▸ ENTRIES SUPPLIED:
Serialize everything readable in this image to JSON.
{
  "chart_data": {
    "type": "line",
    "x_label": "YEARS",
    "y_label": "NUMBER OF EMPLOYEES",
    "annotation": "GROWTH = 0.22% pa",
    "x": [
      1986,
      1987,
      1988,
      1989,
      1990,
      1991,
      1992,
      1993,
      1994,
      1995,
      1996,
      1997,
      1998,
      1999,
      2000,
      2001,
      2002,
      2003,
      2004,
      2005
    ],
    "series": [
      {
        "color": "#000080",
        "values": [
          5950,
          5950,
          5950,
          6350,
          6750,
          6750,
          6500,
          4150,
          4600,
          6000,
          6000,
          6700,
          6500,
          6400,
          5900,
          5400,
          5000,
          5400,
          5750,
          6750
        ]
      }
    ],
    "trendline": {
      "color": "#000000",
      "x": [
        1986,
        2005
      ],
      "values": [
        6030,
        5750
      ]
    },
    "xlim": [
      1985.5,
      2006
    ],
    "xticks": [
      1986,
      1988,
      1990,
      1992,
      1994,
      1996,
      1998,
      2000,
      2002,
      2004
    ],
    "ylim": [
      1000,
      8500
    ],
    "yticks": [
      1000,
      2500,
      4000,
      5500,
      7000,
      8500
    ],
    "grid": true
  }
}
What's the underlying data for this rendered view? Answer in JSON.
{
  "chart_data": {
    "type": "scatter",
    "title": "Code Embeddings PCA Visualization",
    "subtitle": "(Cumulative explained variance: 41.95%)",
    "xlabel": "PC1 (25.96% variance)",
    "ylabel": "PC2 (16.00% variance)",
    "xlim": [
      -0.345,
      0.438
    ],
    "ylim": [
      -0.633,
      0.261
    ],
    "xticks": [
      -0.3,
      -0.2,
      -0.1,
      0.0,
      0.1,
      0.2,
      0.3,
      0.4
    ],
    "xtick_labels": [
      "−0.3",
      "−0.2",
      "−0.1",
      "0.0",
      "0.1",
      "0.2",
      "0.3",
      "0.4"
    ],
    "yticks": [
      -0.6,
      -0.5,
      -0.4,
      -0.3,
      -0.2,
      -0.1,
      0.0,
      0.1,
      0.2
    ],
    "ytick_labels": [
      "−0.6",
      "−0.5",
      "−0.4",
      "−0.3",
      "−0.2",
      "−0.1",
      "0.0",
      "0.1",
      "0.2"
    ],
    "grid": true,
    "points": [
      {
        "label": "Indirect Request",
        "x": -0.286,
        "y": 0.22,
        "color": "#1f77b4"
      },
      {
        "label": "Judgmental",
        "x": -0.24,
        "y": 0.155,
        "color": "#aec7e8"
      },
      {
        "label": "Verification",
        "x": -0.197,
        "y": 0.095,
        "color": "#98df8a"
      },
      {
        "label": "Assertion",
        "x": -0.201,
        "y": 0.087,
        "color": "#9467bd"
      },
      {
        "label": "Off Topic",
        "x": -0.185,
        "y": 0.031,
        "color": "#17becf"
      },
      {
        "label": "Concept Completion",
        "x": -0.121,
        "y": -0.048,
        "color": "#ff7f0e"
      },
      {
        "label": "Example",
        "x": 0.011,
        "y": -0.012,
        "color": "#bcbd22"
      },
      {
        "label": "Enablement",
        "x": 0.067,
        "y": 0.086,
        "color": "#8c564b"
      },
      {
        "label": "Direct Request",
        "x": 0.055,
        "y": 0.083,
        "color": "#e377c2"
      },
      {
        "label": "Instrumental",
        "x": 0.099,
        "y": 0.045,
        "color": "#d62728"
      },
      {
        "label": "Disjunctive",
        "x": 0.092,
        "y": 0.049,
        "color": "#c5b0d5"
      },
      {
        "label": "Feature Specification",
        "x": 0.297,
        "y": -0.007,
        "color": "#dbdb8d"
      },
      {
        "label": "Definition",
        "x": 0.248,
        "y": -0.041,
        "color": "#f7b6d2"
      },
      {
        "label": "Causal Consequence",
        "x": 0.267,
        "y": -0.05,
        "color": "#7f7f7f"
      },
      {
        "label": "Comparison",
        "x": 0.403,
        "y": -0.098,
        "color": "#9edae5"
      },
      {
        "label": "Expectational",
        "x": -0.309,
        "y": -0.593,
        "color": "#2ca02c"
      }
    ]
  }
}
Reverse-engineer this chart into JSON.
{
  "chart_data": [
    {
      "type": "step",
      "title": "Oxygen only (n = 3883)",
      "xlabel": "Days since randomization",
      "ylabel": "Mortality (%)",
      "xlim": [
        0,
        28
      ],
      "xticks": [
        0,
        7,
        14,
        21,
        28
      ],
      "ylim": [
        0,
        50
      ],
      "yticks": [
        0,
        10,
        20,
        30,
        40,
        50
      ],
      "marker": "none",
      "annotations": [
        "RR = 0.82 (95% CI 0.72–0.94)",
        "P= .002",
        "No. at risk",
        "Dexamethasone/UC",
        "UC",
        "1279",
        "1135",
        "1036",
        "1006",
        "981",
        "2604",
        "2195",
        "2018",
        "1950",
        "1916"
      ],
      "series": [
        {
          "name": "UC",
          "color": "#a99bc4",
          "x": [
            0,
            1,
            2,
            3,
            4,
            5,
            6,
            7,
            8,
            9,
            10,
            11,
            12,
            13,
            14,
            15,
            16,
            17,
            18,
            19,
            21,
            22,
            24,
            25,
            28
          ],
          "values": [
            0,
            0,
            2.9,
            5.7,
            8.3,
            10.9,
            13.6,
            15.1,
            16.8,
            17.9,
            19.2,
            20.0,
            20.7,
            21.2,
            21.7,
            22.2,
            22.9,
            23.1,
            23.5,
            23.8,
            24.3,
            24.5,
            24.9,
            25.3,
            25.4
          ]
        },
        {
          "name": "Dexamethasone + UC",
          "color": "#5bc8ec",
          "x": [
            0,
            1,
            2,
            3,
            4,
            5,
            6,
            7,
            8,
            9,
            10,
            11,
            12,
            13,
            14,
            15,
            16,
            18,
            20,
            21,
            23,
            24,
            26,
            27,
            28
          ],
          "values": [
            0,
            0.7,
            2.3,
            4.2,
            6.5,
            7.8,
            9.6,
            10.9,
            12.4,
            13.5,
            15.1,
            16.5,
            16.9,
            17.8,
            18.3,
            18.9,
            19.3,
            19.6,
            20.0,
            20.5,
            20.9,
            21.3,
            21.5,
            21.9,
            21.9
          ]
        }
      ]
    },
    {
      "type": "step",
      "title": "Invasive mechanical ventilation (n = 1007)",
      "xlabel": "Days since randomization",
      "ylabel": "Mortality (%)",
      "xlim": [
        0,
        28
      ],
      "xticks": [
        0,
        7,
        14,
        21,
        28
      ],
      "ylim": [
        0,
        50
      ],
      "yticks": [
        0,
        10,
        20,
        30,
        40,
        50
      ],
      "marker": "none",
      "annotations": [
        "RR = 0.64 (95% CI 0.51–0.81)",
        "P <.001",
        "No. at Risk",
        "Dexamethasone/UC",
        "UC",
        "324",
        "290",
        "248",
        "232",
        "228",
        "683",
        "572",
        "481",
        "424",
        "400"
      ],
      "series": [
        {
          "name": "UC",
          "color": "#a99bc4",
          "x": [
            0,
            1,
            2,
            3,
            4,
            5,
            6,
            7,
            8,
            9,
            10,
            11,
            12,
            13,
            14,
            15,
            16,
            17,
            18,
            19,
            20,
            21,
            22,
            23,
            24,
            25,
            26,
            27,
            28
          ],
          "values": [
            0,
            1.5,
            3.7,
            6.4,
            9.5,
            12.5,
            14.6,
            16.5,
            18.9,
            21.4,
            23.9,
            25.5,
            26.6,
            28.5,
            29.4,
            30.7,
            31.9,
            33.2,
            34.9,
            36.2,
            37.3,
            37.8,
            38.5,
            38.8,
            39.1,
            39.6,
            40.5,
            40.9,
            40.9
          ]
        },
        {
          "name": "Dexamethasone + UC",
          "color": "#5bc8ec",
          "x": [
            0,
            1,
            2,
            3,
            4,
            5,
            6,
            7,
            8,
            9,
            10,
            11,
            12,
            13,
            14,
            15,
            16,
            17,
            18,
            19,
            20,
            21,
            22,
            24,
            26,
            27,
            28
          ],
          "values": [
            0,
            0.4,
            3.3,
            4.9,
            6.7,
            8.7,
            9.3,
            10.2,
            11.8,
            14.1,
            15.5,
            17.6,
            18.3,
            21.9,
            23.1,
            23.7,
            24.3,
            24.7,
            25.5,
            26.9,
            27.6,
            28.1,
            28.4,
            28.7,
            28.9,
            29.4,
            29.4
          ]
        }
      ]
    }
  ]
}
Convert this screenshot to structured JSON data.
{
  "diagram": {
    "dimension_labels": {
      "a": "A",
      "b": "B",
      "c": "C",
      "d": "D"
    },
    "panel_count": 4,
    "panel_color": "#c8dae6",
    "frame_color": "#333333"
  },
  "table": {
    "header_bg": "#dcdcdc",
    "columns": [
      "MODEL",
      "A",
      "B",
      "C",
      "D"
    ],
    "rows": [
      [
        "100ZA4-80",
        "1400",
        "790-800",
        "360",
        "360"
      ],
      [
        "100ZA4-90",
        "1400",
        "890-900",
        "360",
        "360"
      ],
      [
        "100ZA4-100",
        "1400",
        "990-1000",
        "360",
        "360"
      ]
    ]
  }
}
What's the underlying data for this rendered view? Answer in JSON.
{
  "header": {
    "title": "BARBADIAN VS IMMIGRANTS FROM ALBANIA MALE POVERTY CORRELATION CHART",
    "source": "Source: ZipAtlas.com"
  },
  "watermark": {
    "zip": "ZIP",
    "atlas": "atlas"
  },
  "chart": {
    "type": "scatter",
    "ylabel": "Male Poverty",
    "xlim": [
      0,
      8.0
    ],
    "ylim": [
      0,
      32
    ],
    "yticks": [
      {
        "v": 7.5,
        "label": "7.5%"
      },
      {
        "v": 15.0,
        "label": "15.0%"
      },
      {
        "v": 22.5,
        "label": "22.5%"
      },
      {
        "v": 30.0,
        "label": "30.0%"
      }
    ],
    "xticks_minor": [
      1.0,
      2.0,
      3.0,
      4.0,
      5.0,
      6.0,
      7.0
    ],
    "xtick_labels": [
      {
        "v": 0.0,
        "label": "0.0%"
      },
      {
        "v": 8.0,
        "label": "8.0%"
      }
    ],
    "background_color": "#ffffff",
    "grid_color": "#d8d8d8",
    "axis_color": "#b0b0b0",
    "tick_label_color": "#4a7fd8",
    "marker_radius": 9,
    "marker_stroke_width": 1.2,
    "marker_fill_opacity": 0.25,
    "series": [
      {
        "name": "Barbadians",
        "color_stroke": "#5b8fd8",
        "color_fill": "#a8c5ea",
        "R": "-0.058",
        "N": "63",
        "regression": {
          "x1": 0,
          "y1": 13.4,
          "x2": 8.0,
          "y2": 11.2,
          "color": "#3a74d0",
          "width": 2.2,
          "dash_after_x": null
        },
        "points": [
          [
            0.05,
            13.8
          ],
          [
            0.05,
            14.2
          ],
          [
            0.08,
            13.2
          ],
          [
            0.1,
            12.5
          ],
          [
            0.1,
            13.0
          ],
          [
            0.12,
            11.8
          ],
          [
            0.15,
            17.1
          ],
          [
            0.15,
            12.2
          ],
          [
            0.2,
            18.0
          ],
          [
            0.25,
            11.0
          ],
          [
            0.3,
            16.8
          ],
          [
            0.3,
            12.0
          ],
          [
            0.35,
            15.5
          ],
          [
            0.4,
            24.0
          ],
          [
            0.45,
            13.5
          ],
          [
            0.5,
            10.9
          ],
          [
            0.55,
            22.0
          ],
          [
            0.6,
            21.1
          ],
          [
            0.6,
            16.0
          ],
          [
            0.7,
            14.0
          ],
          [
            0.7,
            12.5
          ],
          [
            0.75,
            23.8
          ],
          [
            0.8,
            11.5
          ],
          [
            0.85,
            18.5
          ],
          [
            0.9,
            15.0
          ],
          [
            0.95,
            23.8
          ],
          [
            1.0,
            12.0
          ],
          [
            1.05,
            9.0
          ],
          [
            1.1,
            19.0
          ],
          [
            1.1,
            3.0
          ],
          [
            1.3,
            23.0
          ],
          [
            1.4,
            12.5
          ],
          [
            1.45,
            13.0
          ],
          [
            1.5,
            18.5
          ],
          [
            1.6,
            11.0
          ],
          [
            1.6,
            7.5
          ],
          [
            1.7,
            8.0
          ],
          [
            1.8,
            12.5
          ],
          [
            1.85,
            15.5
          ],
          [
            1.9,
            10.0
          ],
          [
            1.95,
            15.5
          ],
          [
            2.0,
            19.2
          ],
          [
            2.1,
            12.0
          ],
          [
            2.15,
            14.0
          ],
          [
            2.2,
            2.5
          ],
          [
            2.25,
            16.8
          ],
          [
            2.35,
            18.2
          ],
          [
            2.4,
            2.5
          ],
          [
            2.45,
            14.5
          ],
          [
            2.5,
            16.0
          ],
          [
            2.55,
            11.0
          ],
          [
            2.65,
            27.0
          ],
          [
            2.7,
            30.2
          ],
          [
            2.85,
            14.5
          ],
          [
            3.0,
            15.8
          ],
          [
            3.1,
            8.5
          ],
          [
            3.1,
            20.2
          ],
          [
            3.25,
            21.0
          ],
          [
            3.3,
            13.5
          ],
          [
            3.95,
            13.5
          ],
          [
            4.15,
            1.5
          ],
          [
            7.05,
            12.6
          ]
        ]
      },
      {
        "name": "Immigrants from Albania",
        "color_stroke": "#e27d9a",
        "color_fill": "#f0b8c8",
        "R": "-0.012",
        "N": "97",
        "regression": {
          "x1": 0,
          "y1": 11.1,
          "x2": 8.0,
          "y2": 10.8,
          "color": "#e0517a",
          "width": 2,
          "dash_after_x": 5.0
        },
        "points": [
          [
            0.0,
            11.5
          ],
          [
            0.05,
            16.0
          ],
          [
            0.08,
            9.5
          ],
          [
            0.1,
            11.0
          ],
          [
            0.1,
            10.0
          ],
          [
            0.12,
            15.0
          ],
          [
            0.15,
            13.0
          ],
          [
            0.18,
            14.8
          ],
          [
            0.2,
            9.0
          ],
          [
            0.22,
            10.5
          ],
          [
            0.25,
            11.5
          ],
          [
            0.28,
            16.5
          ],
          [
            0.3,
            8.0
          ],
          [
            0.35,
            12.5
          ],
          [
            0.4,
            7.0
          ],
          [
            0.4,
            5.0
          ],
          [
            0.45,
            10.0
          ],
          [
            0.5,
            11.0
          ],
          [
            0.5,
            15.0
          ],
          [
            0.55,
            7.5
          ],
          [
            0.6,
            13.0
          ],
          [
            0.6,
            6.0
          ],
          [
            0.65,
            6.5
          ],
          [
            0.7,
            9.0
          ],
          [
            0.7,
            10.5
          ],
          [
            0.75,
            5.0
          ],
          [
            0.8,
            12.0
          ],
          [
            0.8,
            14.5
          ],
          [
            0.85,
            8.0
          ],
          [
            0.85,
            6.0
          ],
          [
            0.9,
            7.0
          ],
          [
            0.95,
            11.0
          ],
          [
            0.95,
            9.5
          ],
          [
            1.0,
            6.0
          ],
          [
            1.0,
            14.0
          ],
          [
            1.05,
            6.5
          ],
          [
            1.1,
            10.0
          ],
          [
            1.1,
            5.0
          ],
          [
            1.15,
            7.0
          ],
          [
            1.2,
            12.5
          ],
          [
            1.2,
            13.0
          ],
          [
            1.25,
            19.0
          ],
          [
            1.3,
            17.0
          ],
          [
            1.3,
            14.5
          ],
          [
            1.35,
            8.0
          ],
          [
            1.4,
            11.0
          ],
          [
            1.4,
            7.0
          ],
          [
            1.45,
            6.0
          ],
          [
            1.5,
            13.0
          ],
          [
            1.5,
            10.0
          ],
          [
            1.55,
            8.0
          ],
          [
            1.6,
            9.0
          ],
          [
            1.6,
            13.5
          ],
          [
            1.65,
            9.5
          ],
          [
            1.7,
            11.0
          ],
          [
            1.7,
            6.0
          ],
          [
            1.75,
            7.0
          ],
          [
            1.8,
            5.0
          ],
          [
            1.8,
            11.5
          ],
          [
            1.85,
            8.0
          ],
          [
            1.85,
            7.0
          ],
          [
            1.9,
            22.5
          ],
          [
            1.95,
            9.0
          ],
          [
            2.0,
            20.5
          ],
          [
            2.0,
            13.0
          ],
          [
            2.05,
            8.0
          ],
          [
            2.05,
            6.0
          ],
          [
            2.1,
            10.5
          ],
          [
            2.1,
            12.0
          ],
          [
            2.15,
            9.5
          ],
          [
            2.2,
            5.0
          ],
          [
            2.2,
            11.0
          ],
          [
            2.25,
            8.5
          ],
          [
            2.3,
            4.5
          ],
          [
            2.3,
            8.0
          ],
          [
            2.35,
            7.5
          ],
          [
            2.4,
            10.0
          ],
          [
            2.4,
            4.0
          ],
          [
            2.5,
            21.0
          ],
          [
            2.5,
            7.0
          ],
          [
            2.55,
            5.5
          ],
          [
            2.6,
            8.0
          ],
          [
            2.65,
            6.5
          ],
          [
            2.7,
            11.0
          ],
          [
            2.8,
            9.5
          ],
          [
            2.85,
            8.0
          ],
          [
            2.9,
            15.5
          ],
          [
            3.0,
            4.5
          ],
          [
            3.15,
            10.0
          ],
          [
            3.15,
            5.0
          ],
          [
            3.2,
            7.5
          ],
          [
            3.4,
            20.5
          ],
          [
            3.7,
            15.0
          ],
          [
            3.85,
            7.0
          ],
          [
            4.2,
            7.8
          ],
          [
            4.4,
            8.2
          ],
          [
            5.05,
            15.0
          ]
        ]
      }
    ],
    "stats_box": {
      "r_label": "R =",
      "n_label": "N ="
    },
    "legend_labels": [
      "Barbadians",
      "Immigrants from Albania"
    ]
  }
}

▸ SHORT PROBLEM:
Gather all lines of the records that include the word "variance".

▸ TASK RESPONSE:
    "subtitle": "(Cumulative explained variance: 41.95%)",
    "xlabel": "PC1 (25.96% variance)",
    "ylabel": "PC2 (16.00% variance)",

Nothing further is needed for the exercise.